TASK REQUIREMENTS
Repeat every record below exactly, but leave out any pictures.

TASK DATA
_____

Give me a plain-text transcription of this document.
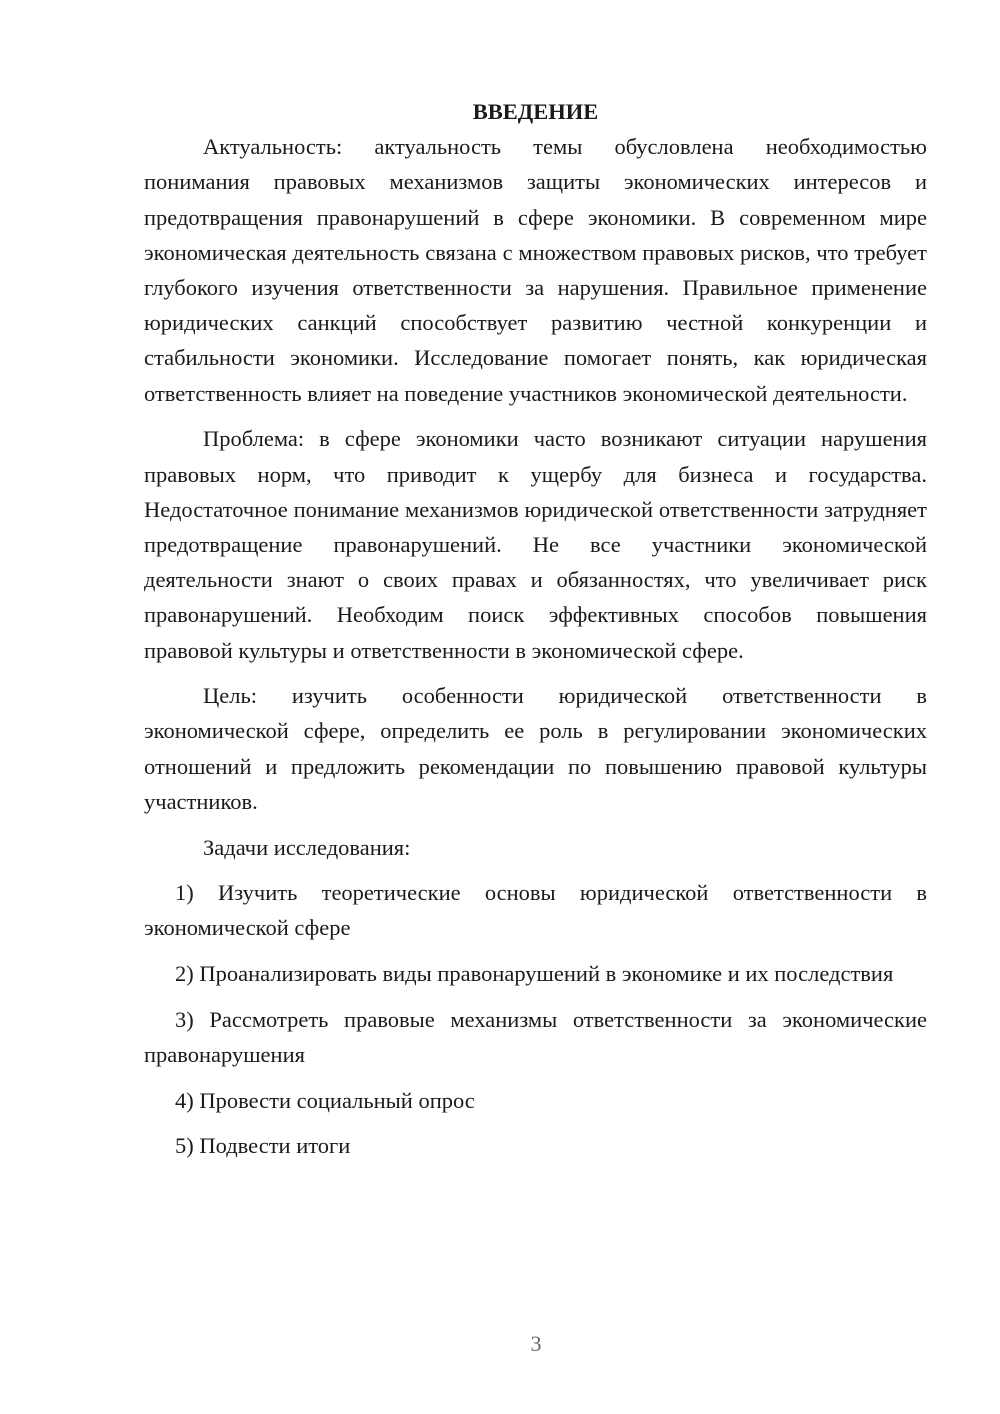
ВВЕДЕНИЕ

Актуальность: актуальность темы обусловлена необходимостью понимания правовых механизмов защиты экономических интересов и предотвращения правонарушений в сфере экономики. В современном мире экономическая деятельность связана с множеством правовых рисков, что требует глубокого изучения ответственности за нарушения. Правильное применение юридических санкций способствует развитию честной конкуренции и стабильности экономики. Исследование помогает понять, как юридическая ответственность влияет на поведение участников экономической деятельности.

Проблема: в сфере экономики часто возникают ситуации нарушения правовых норм, что приводит к ущербу для бизнеса и государства. Недостаточное понимание механизмов юридической ответственности затрудняет предотвращение правонарушений. Не все участники экономической деятельности знают о своих правах и обязанностях, что увеличивает риск правонарушений. Необходим поиск эффективных способов повышения правовой культуры и ответственности в экономической сфере.

Цель: изучить особенности юридической ответственности в экономической сфере, определить ее роль в регулировании экономических отношений и предложить рекомендации по повышению правовой культуры участников.

Задачи исследования:

1) Изучить теоретические основы юридической ответственности в экономической сфере

2) Проанализировать виды правонарушений в экономике и их последствия

3) Рассмотреть правовые механизмы ответственности за экономические правонарушения

4) Провести социальный опрос

5) Подвести итоги

3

_____

TASK OUTPUT
Give me a plain-text transcription of this document.
ВВЕДЕНИЕ

Актуальность: актуальность темы обусловлена необходимостью понимания правовых механизмов защиты экономических интересов и предотвращения правонарушений в сфере экономики. В современном мире экономическая деятельность связана с множеством правовых рисков, что требует глубокого изучения ответственности за нарушения. Правильное применение юридических санкций способствует развитию честной конкуренции и стабильности экономики. Исследование помогает понять, как юридическая ответственность влияет на поведение участников экономической деятельности.

Проблема: в сфере экономики часто возникают ситуации нарушения правовых норм, что приводит к ущербу для бизнеса и государства. Недостаточное понимание механизмов юридической ответственности затрудняет предотвращение правонарушений. Не все участники экономической деятельности знают о своих правах и обязанностях, что увеличивает риск правонарушений. Необходим поиск эффективных способов повышения правовой культуры и ответственности в экономической сфере.

Цель: изучить особенности юридической ответственности в экономической сфере, определить ее роль в регулировании экономических отношений и предложить рекомендации по повышению правовой культуры участников.

Задачи исследования:

1) Изучить теоретические основы юридической ответственности в экономической сфере

2) Проанализировать виды правонарушений в экономике и их последствия

3) Рассмотреть правовые механизмы ответственности за экономические правонарушения

4) Провести социальный опрос

5) Подвести итоги

3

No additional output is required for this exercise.